Instructions to follow: Return all lines that include the string "JSON".

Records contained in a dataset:
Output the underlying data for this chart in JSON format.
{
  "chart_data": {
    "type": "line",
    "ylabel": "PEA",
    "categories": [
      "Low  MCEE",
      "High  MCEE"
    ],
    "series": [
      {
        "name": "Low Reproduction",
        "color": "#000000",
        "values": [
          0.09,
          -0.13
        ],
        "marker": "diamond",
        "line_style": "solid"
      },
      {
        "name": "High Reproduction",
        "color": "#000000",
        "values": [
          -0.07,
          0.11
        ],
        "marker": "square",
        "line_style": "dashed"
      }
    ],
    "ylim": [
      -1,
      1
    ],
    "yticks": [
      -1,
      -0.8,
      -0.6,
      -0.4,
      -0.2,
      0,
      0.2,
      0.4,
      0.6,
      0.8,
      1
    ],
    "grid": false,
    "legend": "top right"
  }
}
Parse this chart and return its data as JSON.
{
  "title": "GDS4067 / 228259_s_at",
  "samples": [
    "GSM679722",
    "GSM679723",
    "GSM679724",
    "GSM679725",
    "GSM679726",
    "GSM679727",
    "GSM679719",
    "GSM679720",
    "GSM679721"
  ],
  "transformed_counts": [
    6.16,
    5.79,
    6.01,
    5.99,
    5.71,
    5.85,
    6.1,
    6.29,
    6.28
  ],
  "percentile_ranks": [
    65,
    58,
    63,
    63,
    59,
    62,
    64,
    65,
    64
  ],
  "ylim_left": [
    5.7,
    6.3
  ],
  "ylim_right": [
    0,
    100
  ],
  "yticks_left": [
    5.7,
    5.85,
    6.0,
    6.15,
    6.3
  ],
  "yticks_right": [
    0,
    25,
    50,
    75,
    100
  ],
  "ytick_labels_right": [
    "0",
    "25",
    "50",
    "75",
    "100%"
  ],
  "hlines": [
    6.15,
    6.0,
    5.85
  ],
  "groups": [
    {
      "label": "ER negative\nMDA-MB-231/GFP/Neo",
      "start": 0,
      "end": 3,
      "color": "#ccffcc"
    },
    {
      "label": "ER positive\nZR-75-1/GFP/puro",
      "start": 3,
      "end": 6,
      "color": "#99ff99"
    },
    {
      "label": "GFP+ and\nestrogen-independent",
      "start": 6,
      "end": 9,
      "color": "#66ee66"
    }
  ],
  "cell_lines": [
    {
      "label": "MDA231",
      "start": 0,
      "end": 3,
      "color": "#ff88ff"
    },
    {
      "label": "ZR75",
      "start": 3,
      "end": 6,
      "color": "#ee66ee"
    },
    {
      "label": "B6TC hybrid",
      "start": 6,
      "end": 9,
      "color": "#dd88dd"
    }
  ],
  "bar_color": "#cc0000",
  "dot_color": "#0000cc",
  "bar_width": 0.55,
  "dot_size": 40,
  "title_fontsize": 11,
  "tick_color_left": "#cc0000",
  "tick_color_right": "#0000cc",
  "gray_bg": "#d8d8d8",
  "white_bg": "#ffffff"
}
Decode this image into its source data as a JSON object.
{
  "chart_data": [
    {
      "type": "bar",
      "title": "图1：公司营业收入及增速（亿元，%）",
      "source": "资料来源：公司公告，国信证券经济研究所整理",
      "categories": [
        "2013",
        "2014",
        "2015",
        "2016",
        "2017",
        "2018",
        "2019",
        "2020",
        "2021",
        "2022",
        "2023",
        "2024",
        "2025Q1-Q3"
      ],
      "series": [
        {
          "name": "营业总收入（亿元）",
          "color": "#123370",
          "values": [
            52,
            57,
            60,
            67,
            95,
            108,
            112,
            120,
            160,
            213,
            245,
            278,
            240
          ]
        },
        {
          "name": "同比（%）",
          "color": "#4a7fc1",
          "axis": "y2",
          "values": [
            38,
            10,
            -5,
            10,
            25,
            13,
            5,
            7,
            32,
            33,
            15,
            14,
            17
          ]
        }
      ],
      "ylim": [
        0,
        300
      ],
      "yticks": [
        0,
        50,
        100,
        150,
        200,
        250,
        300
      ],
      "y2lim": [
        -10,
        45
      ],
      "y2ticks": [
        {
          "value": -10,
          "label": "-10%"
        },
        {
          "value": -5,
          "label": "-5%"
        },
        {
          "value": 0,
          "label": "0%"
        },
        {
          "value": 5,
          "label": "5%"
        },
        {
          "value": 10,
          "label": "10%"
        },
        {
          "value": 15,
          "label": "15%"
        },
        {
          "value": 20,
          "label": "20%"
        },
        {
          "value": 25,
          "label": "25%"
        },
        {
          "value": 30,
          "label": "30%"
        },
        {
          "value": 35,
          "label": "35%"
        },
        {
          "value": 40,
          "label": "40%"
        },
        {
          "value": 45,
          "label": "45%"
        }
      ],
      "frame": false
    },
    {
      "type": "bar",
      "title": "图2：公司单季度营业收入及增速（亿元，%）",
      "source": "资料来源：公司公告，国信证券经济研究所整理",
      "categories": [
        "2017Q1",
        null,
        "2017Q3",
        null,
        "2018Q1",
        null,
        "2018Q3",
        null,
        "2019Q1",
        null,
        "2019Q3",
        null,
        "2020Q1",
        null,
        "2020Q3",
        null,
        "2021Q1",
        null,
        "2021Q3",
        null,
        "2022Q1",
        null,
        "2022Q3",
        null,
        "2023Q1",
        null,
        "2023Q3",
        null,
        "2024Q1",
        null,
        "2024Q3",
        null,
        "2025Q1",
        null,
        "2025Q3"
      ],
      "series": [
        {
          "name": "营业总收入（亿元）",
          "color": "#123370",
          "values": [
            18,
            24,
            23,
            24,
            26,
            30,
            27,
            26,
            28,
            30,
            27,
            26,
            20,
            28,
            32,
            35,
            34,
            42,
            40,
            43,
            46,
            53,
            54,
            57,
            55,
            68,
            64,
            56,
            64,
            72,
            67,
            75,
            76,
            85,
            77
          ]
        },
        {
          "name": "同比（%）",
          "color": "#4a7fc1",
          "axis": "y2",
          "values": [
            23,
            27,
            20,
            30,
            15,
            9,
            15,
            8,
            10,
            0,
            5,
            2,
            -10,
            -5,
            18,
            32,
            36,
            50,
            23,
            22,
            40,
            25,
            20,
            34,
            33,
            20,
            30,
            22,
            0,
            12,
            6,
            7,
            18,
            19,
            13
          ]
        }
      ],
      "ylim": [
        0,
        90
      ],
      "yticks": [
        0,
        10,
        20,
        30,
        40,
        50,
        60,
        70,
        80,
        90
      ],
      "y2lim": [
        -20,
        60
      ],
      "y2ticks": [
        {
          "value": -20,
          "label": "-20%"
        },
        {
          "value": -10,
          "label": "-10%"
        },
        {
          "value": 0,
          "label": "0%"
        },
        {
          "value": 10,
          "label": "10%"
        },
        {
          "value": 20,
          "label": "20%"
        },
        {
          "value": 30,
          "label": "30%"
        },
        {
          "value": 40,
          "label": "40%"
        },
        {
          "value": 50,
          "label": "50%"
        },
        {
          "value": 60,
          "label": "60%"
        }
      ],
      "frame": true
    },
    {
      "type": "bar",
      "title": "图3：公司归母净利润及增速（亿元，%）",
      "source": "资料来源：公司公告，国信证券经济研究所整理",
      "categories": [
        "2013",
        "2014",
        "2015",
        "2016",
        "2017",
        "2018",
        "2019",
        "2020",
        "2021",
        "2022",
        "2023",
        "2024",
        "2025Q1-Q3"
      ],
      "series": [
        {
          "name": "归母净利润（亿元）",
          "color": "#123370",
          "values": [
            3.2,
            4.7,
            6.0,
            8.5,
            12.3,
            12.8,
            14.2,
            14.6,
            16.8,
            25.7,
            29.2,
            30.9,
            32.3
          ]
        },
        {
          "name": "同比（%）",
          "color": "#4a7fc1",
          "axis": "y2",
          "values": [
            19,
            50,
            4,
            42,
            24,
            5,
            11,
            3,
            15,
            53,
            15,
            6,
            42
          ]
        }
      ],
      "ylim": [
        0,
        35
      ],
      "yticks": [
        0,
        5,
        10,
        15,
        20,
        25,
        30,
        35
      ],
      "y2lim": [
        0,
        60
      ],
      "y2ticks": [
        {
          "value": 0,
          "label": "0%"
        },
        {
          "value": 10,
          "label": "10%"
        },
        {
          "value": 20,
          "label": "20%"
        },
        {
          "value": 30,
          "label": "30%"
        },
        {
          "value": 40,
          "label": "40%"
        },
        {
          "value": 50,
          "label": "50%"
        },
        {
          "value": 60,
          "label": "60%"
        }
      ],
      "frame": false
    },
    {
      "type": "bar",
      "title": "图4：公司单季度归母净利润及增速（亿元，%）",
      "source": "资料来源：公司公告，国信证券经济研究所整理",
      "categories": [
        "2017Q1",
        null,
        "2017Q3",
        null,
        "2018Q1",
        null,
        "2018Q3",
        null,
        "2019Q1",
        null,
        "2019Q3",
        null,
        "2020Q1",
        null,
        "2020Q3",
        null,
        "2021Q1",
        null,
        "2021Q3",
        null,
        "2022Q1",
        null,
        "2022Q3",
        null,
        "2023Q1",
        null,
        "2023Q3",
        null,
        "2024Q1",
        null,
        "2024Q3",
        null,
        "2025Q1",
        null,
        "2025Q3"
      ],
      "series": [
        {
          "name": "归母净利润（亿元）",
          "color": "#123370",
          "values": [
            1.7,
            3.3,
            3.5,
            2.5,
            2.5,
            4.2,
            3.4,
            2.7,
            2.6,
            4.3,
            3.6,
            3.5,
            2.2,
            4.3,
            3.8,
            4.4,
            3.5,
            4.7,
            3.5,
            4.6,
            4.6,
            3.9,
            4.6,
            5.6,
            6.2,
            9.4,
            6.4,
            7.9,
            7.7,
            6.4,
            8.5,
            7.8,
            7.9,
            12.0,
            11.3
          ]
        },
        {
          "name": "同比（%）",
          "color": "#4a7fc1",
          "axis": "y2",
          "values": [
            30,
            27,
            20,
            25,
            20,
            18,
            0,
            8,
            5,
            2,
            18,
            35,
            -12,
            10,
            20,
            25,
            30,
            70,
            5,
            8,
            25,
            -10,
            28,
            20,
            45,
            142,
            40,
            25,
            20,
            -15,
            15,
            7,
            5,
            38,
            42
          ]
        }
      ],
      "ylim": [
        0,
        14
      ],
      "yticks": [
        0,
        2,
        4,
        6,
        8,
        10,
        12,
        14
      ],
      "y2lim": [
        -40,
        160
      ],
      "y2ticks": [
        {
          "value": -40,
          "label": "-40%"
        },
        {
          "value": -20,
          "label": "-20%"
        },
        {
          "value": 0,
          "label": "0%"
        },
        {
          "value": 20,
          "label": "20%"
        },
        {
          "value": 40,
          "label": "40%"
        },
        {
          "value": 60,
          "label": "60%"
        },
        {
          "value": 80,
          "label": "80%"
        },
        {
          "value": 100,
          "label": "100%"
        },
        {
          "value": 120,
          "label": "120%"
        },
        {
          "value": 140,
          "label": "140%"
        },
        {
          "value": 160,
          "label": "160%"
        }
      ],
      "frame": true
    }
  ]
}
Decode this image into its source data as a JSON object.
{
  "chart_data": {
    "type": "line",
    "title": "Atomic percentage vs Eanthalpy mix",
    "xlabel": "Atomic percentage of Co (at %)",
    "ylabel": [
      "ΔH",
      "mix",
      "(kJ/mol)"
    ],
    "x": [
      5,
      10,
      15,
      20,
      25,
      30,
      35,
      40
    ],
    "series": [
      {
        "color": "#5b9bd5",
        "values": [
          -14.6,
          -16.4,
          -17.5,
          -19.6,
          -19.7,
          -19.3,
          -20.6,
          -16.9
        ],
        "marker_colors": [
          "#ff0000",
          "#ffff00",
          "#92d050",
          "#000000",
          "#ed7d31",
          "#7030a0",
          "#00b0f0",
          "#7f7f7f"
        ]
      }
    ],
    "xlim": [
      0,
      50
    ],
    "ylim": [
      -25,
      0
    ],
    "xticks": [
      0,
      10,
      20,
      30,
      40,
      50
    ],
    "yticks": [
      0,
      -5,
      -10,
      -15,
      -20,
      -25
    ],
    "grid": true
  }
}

Solution:
Output the underlying data for this chart in JSON format.
Parse this chart and return its data as JSON.
Decode this image into its source data as a JSON object.
Decode this image into its source data as a JSON object.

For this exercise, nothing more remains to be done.